(Dataset rows about figures)
>>>>>

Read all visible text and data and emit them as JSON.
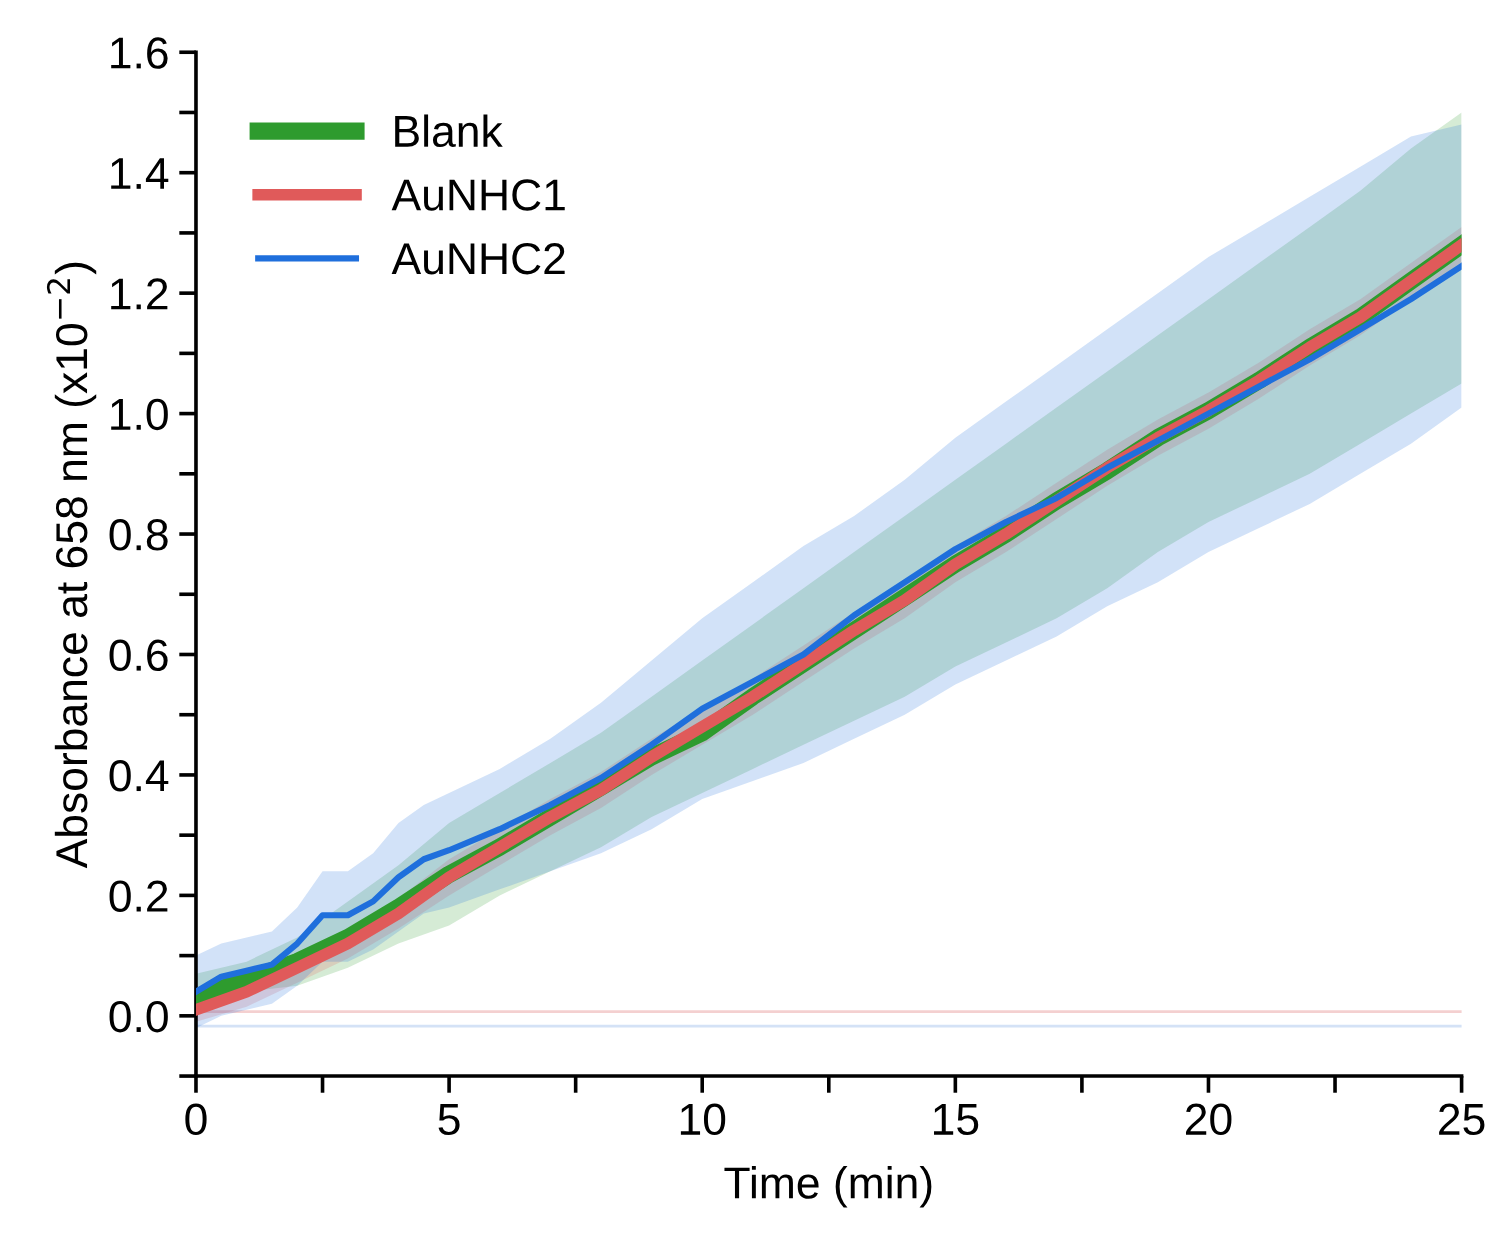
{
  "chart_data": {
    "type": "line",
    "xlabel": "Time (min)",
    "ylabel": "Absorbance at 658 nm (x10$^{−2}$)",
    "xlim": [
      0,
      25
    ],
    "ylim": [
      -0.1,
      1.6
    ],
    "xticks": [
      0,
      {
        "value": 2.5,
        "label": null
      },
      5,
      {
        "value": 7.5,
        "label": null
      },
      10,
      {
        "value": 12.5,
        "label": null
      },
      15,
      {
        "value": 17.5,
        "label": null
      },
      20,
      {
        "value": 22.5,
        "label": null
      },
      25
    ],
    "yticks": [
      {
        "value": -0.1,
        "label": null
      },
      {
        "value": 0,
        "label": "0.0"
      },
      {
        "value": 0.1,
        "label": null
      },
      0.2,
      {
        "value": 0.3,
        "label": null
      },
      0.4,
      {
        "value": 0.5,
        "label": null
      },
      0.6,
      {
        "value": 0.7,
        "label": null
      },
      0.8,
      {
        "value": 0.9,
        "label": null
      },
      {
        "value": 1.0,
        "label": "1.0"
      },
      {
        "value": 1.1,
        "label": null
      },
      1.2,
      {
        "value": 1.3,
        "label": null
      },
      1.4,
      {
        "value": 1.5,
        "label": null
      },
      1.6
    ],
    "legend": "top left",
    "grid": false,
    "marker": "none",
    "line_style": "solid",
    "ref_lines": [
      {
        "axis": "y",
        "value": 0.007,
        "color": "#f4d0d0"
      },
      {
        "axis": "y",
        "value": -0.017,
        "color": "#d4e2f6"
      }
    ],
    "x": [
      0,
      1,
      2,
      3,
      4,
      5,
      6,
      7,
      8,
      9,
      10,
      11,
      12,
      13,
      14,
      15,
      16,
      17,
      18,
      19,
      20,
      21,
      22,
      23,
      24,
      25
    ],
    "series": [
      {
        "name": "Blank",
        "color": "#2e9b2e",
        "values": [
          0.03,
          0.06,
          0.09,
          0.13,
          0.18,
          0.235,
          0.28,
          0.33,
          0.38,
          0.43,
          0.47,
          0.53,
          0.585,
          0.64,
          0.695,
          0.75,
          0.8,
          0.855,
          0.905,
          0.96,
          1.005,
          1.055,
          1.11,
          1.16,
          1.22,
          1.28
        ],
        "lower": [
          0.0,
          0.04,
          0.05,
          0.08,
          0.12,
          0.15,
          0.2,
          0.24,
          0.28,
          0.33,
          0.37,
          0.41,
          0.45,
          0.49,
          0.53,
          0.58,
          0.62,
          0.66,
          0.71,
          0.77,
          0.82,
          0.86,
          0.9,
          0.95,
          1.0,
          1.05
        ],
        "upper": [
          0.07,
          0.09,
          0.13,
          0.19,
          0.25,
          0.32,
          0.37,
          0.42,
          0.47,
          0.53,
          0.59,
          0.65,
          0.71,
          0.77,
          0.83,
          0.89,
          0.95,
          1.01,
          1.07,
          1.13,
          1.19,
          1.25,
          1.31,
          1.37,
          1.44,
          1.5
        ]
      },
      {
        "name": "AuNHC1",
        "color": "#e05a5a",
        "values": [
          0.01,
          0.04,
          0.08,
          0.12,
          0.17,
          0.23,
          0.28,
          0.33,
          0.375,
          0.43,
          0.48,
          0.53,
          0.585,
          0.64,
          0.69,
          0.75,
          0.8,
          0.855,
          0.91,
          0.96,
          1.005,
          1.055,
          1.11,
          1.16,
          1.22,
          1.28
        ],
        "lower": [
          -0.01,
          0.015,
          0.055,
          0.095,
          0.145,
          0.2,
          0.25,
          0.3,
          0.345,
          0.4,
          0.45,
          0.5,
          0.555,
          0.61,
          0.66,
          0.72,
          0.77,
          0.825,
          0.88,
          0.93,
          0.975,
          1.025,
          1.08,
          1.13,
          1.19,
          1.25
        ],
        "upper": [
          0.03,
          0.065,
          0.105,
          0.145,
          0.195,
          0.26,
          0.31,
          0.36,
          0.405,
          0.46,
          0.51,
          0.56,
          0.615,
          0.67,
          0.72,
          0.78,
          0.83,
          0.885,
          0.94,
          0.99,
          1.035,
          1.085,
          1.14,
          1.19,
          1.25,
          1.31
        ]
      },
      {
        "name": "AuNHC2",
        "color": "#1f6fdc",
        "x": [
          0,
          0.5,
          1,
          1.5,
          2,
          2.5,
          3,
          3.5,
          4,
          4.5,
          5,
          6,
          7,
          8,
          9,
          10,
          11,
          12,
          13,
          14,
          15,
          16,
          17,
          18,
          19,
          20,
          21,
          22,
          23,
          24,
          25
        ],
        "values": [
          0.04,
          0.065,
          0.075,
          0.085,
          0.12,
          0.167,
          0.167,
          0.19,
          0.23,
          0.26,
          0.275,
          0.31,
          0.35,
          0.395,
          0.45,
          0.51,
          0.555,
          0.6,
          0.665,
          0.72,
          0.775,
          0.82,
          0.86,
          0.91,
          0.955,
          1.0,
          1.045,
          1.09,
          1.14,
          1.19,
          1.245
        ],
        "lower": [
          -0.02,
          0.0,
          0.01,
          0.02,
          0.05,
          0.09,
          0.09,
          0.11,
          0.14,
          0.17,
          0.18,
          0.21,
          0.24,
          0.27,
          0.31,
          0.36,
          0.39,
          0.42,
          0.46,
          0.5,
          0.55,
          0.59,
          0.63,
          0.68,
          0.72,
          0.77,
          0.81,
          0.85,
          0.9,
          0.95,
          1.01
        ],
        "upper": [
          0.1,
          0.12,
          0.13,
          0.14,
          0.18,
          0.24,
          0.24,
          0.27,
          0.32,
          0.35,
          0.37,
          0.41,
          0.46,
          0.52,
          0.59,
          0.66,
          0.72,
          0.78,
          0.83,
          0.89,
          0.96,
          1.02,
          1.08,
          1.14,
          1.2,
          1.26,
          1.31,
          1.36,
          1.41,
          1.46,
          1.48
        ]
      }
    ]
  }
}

<<<<<

## WHAT YOU HAVE TO DO
Give back all entries exactly. No pictures belong in the copy.

## FULL ANSWER
Read all visible text and data and emit them as JSON.
{
  "chart_data": {
    "type": "line",
    "xlabel": "Time (min)",
    "ylabel": "Absorbance at 658 nm (x10$^{−2}$)",
    "xlim": [
      0,
      25
    ],
    "ylim": [
      -0.1,
      1.6
    ],
    "xticks": [
      0,
      {
        "value": 2.5,
        "label": null
      },
      5,
      {
        "value": 7.5,
        "label": null
      },
      10,
      {
        "value": 12.5,
        "label": null
      },
      15,
      {
        "value": 17.5,
        "label": null
      },
      20,
      {
        "value": 22.5,
        "label": null
      },
      25
    ],
    "yticks": [
      {
        "value": -0.1,
        "label": null
      },
      {
        "value": 0,
        "label": "0.0"
      },
      {
        "value": 0.1,
        "label": null
      },
      0.2,
      {
        "value": 0.3,
        "label": null
      },
      0.4,
      {
        "value": 0.5,
        "label": null
      },
      0.6,
      {
        "value": 0.7,
        "label": null
      },
      0.8,
      {
        "value": 0.9,
        "label": null
      },
      {
        "value": 1.0,
        "label": "1.0"
      },
      {
        "value": 1.1,
        "label": null
      },
      1.2,
      {
        "value": 1.3,
        "label": null
      },
      1.4,
      {
        "value": 1.5,
        "label": null
      },
      1.6
    ],
    "legend": "top left",
    "grid": false,
    "marker": "none",
    "line_style": "solid",
    "ref_lines": [
      {
        "axis": "y",
        "value": 0.007,
        "color": "#f4d0d0"
      },
      {
        "axis": "y",
        "value": -0.017,
        "color": "#d4e2f6"
      }
    ],
    "x": [
      0,
      1,
      2,
      3,
      4,
      5,
      6,
      7,
      8,
      9,
      10,
      11,
      12,
      13,
      14,
      15,
      16,
      17,
      18,
      19,
      20,
      21,
      22,
      23,
      24,
      25
    ],
    "series": [
      {
        "name": "Blank",
        "color": "#2e9b2e",
        "values": [
          0.03,
          0.06,
          0.09,
          0.13,
          0.18,
          0.235,
          0.28,
          0.33,
          0.38,
          0.43,
          0.47,
          0.53,
          0.585,
          0.64,
          0.695,
          0.75,
          0.8,
          0.855,
          0.905,
          0.96,
          1.005,
          1.055,
          1.11,
          1.16,
          1.22,
          1.28
        ],
        "lower": [
          0.0,
          0.04,
          0.05,
          0.08,
          0.12,
          0.15,
          0.2,
          0.24,
          0.28,
          0.33,
          0.37,
          0.41,
          0.45,
          0.49,
          0.53,
          0.58,
          0.62,
          0.66,
          0.71,
          0.77,
          0.82,
          0.86,
          0.9,
          0.95,
          1.0,
          1.05
        ],
        "upper": [
          0.07,
          0.09,
          0.13,
          0.19,
          0.25,
          0.32,
          0.37,
          0.42,
          0.47,
          0.53,
          0.59,
          0.65,
          0.71,
          0.77,
          0.83,
          0.89,
          0.95,
          1.01,
          1.07,
          1.13,
          1.19,
          1.25,
          1.31,
          1.37,
          1.44,
          1.5
        ]
      },
      {
        "name": "AuNHC1",
        "color": "#e05a5a",
        "values": [
          0.01,
          0.04,
          0.08,
          0.12,
          0.17,
          0.23,
          0.28,
          0.33,
          0.375,
          0.43,
          0.48,
          0.53,
          0.585,
          0.64,
          0.69,
          0.75,
          0.8,
          0.855,
          0.91,
          0.96,
          1.005,
          1.055,
          1.11,
          1.16,
          1.22,
          1.28
        ],
        "lower": [
          -0.01,
          0.015,
          0.055,
          0.095,
          0.145,
          0.2,
          0.25,
          0.3,
          0.345,
          0.4,
          0.45,
          0.5,
          0.555,
          0.61,
          0.66,
          0.72,
          0.77,
          0.825,
          0.88,
          0.93,
          0.975,
          1.025,
          1.08,
          1.13,
          1.19,
          1.25
        ],
        "upper": [
          0.03,
          0.065,
          0.105,
          0.145,
          0.195,
          0.26,
          0.31,
          0.36,
          0.405,
          0.46,
          0.51,
          0.56,
          0.615,
          0.67,
          0.72,
          0.78,
          0.83,
          0.885,
          0.94,
          0.99,
          1.035,
          1.085,
          1.14,
          1.19,
          1.25,
          1.31
        ]
      },
      {
        "name": "AuNHC2",
        "color": "#1f6fdc",
        "x": [
          0,
          0.5,
          1,
          1.5,
          2,
          2.5,
          3,
          3.5,
          4,
          4.5,
          5,
          6,
          7,
          8,
          9,
          10,
          11,
          12,
          13,
          14,
          15,
          16,
          17,
          18,
          19,
          20,
          21,
          22,
          23,
          24,
          25
        ],
        "values": [
          0.04,
          0.065,
          0.075,
          0.085,
          0.12,
          0.167,
          0.167,
          0.19,
          0.23,
          0.26,
          0.275,
          0.31,
          0.35,
          0.395,
          0.45,
          0.51,
          0.555,
          0.6,
          0.665,
          0.72,
          0.775,
          0.82,
          0.86,
          0.91,
          0.955,
          1.0,
          1.045,
          1.09,
          1.14,
          1.19,
          1.245
        ],
        "lower": [
          -0.02,
          0.0,
          0.01,
          0.02,
          0.05,
          0.09,
          0.09,
          0.11,
          0.14,
          0.17,
          0.18,
          0.21,
          0.24,
          0.27,
          0.31,
          0.36,
          0.39,
          0.42,
          0.46,
          0.5,
          0.55,
          0.59,
          0.63,
          0.68,
          0.72,
          0.77,
          0.81,
          0.85,
          0.9,
          0.95,
          1.01
        ],
        "upper": [
          0.1,
          0.12,
          0.13,
          0.14,
          0.18,
          0.24,
          0.24,
          0.27,
          0.32,
          0.35,
          0.37,
          0.41,
          0.46,
          0.52,
          0.59,
          0.66,
          0.72,
          0.78,
          0.83,
          0.89,
          0.96,
          1.02,
          1.08,
          1.14,
          1.2,
          1.26,
          1.31,
          1.36,
          1.41,
          1.46,
          1.48
        ]
      }
    ]
  }
}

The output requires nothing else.